▶ Do this: Copy the data below exactly, omitting any picture it contains.

▶ Data entries:
-*-
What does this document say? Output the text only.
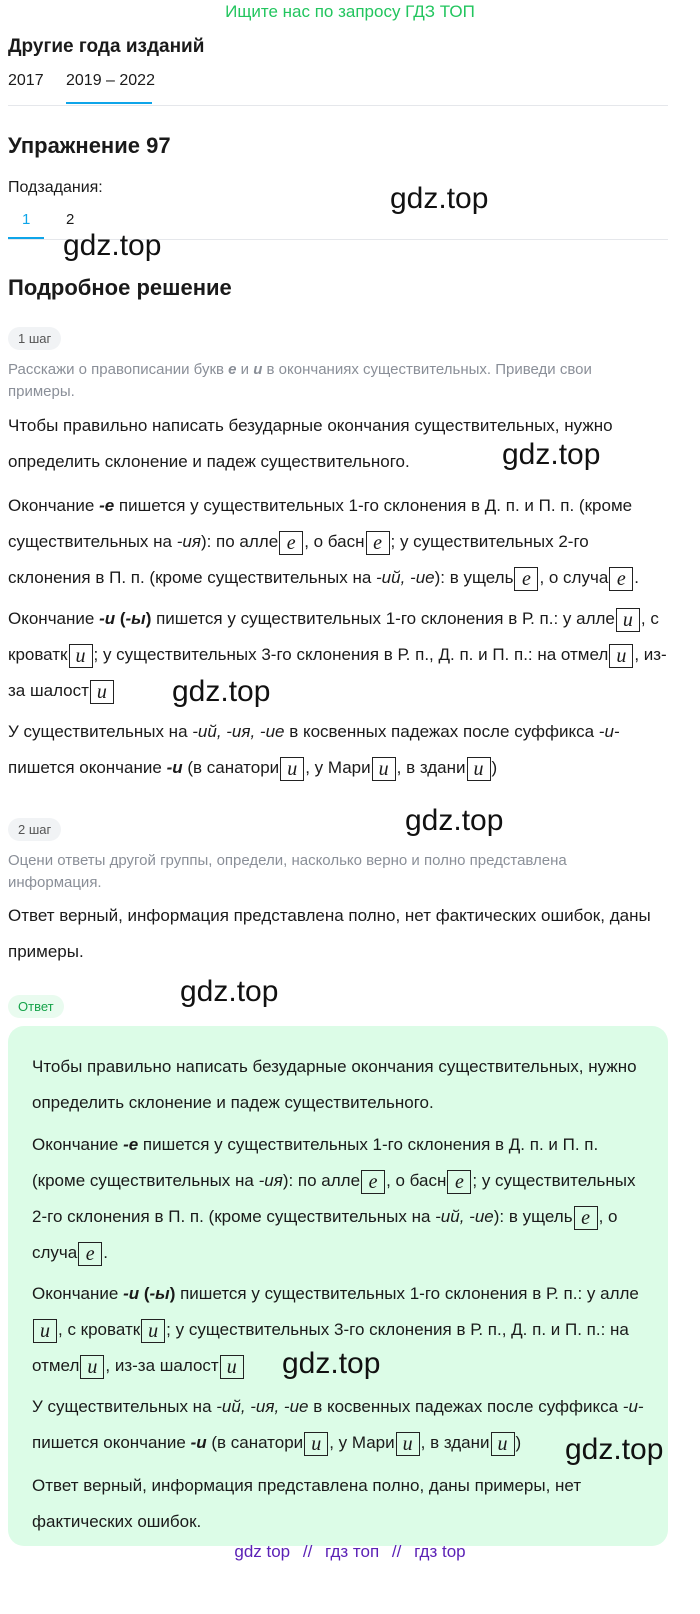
Ищите нас по запросу ГДЗ ТОП
Другие года изданий
2017 2019 – 2022
Упражнение 97
Подзадания:
1 2
gdz.top
gdz.top
Подробное решение
1 шаг
Расскажи о правописании букв е и и в окончаниях существительных. Приведи свои примеры.
Чтобы правильно написать безударные окончания существительных, нужно определить склонение и падеж существительного.	gdz.top
Окончание -е пишется у существительных 1-го склонения в Д. п. и П. п. (кроме существительных на -ия): по алле е , о басн е ; у существительных 2-го склонения в П. п. (кроме существительных на -ий, -ие): в ущель е , о случа е .
Окончание -и (-ы) пишется у существительных 1-го склонения в Р. п.: у алле и , с кроватк и ; у существительных 3-го склонения в Р. п., Д. п. и П. п.: на отмел и , из-за шалост и	gdz.top
У существительных на -ий, -ия, -ие в косвенных падежах после суффикса -и- пишется окончание -и (в санатори и , у Мари и , в здани и )
2 шаг	gdz.top
Оцени ответы другой группы, определи, насколько верно и полно представлена информация.
Ответ верный, информация представлена полно, нет фактических ошибок, даны примеры.
Ответ	gdz.top
Чтобы правильно написать безударные окончания существительных, нужно определить склонение и падеж существительного.
Окончание -е пишется у существительных 1-го склонения в Д. п. и П. п. (кроме существительных на -ия): по алле е , о басн е ; у существительных 2-го склонения в П. п. (кроме существительных на -ий, -ие): в ущель е , о случа е .
Окончание -и (-ы) пишется у существительных 1-го склонения в Р. п.: у аллеи , с кроватк и ; у существительных 3-го склонения в Р. п., Д. п. и П. п.: на отмел и , из-за шалост и	gdz.top
У существительных на -ий, -ия, -ие в косвенных падежах после суффикса -и- пишется окончание -и (в санатори и , у Мари и , в здани и )	gdz.top
Ответ верный, информация представлена полно, даны примеры, нет фактических ошибок.
gdz top // гдз топ // гдз top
-*-
▶ Output for this exercise:
What does this document say? Output the text only.
Ищите нас по запросу ГДЗ ТОП
Другие года изданий
2017 2019 – 2022
Упражнение 97
Подзадания:
1 2
gdz.top
gdz.top
Подробное решение
1 шаг
Расскажи о правописании букв е и и в окончаниях существительных. Приведи свои примеры.
Чтобы правильно написать безударные окончания существительных, нужно определить склонение и падеж существительного.	gdz.top
Окончание -е пишется у существительных 1-го склонения в Д. п. и П. п. (кроме существительных на -ия): по алле е , о басн е ; у существительных 2-го склонения в П. п. (кроме существительных на -ий, -ие): в ущель е , о случа е .
Окончание -и (-ы) пишется у существительных 1-го склонения в Р. п.: у алле и , с кроватк и ; у существительных 3-го склонения в Р. п., Д. п. и П. п.: на отмел и , из-за шалост и	gdz.top
У существительных на -ий, -ия, -ие в косвенных падежах после суффикса -и- пишется окончание -и (в санатори и , у Мари и , в здани и )
2 шаг	gdz.top
Оцени ответы другой группы, определи, насколько верно и полно представлена информация.
Ответ верный, информация представлена полно, нет фактических ошибок, даны примеры.
Ответ	gdz.top
Чтобы правильно написать безударные окончания существительных, нужно определить склонение и падеж существительного.
Окончание -е пишется у существительных 1-го склонения в Д. п. и П. п. (кроме существительных на -ия): по алле е , о басн е ; у существительных 2-го склонения в П. п. (кроме существительных на -ий, -ие): в ущель е , о случа е .
Окончание -и (-ы) пишется у существительных 1-го склонения в Р. п.: у аллеи , с кроватк и ; у существительных 3-го склонения в Р. п., Д. п. и П. п.: на отмел и , из-за шалост и	gdz.top
У существительных на -ий, -ия, -ие в косвенных падежах после суффикса -и- пишется окончание -и (в санатори и , у Мари и , в здани и )	gdz.top
Ответ верный, информация представлена полно, даны примеры, нет фактических ошибок.
gdz top // гдз топ // гдз top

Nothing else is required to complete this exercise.